Figure content listings:
◆ ◆ ◆ ◆
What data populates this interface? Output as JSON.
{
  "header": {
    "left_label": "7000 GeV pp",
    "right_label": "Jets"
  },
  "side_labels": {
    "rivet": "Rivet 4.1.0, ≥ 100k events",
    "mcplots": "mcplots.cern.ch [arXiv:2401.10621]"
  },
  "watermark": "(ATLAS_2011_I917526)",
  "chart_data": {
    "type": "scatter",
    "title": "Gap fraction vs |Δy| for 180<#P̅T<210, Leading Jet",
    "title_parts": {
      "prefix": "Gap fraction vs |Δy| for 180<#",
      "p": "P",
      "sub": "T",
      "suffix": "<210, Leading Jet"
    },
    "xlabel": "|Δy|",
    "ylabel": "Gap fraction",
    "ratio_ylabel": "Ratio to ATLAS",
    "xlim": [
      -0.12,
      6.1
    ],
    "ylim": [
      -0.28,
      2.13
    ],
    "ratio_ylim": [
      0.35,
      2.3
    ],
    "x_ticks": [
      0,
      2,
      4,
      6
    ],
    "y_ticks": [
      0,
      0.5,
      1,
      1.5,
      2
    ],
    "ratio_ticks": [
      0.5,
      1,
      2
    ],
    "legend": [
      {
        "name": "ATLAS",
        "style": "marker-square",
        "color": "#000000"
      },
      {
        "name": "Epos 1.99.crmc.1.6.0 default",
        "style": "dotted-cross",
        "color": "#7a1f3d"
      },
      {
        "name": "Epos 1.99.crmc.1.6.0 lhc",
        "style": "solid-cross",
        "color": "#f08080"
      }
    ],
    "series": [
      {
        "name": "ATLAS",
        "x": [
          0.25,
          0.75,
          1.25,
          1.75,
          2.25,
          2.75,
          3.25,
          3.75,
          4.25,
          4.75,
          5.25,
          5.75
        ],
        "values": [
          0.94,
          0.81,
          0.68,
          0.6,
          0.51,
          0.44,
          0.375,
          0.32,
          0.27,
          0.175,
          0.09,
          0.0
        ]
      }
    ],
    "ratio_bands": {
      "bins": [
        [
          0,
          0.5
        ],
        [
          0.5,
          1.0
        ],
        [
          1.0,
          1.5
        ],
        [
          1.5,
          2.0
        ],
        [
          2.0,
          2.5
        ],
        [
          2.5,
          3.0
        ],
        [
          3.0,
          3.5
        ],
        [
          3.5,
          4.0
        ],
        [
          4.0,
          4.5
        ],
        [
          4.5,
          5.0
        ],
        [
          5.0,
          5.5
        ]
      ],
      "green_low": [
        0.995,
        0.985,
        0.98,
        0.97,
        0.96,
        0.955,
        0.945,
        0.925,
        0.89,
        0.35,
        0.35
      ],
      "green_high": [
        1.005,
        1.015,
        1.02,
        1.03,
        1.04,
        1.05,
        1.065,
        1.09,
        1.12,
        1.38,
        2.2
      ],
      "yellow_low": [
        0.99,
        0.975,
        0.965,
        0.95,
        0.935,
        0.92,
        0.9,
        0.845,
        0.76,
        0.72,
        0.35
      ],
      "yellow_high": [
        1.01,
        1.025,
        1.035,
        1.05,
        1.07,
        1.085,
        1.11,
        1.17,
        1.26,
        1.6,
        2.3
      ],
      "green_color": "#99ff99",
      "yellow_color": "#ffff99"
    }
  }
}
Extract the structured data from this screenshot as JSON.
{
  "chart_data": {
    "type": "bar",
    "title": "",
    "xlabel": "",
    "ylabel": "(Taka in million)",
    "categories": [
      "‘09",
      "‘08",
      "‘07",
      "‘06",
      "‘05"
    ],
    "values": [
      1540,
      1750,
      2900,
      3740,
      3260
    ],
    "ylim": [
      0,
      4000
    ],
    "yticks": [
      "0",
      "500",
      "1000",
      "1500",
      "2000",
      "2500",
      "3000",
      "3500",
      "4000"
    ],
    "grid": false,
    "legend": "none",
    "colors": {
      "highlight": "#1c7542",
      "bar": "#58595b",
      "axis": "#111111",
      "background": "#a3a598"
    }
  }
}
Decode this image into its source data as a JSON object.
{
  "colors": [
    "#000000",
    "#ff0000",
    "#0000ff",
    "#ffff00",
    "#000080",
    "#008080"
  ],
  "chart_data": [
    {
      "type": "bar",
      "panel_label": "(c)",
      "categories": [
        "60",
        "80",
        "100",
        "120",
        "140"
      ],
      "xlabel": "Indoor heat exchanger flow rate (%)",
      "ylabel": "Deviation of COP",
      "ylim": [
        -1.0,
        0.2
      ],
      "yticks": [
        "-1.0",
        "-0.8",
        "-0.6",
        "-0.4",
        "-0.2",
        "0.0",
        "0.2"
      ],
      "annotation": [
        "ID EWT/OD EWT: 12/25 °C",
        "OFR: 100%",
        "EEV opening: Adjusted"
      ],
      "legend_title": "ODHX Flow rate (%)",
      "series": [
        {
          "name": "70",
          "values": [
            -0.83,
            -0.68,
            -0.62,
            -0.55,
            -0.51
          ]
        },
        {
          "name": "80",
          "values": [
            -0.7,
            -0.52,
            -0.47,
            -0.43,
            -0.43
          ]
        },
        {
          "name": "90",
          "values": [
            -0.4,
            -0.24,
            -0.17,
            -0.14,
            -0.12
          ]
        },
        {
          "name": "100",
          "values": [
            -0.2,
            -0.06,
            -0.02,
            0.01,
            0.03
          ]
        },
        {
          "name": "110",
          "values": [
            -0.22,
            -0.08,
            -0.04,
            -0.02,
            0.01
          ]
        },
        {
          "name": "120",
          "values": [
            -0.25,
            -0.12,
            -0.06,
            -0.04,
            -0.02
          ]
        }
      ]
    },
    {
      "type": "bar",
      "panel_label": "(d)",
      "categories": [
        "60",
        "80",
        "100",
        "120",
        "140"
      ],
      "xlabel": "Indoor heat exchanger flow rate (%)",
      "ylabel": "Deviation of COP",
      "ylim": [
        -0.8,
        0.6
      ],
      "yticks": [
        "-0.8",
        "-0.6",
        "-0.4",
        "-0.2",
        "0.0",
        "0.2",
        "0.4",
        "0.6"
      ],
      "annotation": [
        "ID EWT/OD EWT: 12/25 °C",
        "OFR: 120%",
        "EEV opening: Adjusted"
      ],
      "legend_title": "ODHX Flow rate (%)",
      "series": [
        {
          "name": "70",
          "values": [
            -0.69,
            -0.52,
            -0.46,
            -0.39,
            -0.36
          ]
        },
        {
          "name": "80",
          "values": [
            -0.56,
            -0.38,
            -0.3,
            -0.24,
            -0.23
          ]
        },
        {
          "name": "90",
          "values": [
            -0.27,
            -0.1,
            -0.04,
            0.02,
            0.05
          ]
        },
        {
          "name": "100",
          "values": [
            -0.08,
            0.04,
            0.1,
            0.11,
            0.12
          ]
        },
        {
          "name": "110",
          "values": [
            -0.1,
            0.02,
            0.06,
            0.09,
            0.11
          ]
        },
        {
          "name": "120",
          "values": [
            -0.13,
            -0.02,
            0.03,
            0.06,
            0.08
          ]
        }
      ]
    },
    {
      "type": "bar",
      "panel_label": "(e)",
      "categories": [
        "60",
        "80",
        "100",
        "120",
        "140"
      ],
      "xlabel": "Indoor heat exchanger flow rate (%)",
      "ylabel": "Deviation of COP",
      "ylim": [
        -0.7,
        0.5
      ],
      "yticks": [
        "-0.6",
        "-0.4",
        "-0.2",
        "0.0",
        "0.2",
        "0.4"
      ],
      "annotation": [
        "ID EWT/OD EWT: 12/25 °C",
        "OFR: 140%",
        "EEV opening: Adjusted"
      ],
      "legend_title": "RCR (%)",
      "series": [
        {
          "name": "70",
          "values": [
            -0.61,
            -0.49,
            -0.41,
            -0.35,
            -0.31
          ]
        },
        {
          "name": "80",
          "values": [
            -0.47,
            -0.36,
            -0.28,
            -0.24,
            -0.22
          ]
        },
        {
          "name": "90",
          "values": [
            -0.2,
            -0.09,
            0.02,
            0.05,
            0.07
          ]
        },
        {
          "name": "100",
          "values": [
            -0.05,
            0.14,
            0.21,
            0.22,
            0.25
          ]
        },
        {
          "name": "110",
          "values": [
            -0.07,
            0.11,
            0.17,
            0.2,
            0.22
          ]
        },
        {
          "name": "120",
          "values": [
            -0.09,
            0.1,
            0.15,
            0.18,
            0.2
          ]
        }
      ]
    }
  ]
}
◆ ◆ ◆ ◆
Directive
From the entries above, copy out every line where the string "Epos" appears.

Complete answer
        "name": "Epos 1.99.crmc.1.6.0 default",
        "name": "Epos 1.99.crmc.1.6.0 lhc",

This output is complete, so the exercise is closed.